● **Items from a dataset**
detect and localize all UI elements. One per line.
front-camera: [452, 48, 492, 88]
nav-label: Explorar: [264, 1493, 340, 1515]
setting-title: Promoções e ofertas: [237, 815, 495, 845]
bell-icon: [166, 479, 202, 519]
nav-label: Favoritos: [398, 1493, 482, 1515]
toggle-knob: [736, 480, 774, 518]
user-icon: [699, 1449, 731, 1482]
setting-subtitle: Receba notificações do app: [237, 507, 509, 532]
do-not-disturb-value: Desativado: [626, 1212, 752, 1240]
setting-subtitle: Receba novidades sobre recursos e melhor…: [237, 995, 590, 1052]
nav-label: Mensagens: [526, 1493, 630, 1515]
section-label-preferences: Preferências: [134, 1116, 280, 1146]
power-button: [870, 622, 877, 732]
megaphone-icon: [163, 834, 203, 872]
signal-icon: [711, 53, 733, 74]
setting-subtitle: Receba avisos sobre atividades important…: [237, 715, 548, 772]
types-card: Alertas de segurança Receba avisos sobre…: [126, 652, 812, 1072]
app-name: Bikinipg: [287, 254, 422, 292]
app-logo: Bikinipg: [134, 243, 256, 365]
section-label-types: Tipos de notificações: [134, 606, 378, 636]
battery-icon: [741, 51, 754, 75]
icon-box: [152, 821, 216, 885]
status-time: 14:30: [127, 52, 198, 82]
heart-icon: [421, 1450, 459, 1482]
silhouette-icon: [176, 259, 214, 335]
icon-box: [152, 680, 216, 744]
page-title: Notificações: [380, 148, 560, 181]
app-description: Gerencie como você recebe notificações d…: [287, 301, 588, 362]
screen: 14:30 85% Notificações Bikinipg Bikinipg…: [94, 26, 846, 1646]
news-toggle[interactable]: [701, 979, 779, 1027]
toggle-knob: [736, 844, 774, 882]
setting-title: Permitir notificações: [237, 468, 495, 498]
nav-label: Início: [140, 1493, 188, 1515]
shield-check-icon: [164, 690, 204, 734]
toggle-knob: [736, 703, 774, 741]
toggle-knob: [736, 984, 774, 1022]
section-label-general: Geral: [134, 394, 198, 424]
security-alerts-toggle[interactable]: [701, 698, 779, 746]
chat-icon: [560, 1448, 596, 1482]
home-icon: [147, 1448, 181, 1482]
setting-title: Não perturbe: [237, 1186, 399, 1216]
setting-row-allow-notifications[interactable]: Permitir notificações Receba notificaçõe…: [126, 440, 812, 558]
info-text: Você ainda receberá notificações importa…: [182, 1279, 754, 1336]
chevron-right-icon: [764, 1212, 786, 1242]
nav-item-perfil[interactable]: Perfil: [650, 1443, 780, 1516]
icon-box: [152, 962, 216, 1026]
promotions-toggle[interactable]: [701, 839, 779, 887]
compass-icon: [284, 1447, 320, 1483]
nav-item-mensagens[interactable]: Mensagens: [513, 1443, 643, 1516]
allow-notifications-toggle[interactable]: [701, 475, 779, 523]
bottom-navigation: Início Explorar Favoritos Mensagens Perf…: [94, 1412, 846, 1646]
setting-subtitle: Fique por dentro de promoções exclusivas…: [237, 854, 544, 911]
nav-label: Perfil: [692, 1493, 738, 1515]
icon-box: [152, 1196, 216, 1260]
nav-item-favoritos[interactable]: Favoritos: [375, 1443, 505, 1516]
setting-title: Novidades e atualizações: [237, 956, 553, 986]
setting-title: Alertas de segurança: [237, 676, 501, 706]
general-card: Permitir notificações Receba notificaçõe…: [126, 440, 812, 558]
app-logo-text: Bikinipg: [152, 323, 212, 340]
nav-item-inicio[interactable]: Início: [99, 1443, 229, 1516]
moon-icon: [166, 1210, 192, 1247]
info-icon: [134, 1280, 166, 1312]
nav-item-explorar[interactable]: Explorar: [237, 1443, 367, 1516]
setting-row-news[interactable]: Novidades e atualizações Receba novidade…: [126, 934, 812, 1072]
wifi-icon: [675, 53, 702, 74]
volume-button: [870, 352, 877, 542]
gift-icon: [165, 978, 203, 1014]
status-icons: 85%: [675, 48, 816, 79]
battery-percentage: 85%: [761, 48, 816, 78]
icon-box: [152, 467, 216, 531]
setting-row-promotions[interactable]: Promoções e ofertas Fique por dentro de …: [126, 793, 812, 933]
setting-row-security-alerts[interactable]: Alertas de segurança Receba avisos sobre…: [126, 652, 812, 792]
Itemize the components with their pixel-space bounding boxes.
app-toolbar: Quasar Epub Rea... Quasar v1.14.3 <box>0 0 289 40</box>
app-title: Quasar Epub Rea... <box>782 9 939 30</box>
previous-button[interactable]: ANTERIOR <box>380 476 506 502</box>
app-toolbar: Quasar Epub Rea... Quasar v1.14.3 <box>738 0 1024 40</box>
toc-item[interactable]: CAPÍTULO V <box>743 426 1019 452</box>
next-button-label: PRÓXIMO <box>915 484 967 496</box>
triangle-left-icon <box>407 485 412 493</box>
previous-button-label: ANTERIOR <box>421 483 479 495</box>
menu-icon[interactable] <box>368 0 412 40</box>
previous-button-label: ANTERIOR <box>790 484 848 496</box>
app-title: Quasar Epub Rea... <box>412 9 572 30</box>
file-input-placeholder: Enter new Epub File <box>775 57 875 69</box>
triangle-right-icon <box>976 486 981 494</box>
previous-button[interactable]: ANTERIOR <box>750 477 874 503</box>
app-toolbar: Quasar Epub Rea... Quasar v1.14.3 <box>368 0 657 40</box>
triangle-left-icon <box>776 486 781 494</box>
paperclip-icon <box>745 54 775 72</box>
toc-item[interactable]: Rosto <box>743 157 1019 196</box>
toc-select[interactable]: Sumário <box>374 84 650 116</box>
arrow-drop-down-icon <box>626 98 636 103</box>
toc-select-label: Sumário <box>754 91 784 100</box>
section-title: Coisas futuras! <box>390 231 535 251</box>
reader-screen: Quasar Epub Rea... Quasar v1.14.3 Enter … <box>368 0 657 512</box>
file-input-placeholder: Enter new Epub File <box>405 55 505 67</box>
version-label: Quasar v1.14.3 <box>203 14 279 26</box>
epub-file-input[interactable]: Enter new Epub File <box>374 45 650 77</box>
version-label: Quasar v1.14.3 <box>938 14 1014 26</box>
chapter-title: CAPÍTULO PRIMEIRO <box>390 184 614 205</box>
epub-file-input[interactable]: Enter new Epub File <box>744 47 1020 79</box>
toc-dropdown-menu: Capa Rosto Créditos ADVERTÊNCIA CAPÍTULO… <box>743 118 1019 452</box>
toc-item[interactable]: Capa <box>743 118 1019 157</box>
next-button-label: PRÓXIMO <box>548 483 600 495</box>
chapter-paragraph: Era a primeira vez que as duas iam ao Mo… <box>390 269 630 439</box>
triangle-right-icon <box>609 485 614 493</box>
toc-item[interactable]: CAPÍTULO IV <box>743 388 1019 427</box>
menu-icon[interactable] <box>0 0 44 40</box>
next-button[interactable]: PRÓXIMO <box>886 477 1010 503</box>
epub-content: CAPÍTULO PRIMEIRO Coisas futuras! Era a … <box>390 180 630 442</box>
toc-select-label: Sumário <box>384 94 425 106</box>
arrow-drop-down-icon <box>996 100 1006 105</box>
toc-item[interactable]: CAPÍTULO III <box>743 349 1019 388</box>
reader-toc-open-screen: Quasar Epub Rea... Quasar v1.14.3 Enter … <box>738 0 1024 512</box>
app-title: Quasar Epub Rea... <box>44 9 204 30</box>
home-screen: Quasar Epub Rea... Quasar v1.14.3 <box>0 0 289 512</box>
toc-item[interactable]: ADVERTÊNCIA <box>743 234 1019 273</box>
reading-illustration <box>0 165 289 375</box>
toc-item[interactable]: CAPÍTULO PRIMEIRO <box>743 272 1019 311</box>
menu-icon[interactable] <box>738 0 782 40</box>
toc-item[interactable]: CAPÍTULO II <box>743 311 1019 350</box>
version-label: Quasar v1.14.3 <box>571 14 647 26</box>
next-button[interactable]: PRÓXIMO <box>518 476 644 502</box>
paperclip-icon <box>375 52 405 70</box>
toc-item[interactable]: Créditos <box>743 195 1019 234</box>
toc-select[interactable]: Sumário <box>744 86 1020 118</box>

● **Aim**
Set down the lines from the start of the items through the line containing "nav-label: Favoritos: [398, 1493, 482, 1515]", both ends included, exactly as they appear.

● **Written response**
detect and localize all UI elements. One per line.
front-camera: [452, 48, 492, 88]
nav-label: Explorar: [264, 1493, 340, 1515]
setting-title: Promoções e ofertas: [237, 815, 495, 845]
bell-icon: [166, 479, 202, 519]
nav-label: Favoritos: [398, 1493, 482, 1515]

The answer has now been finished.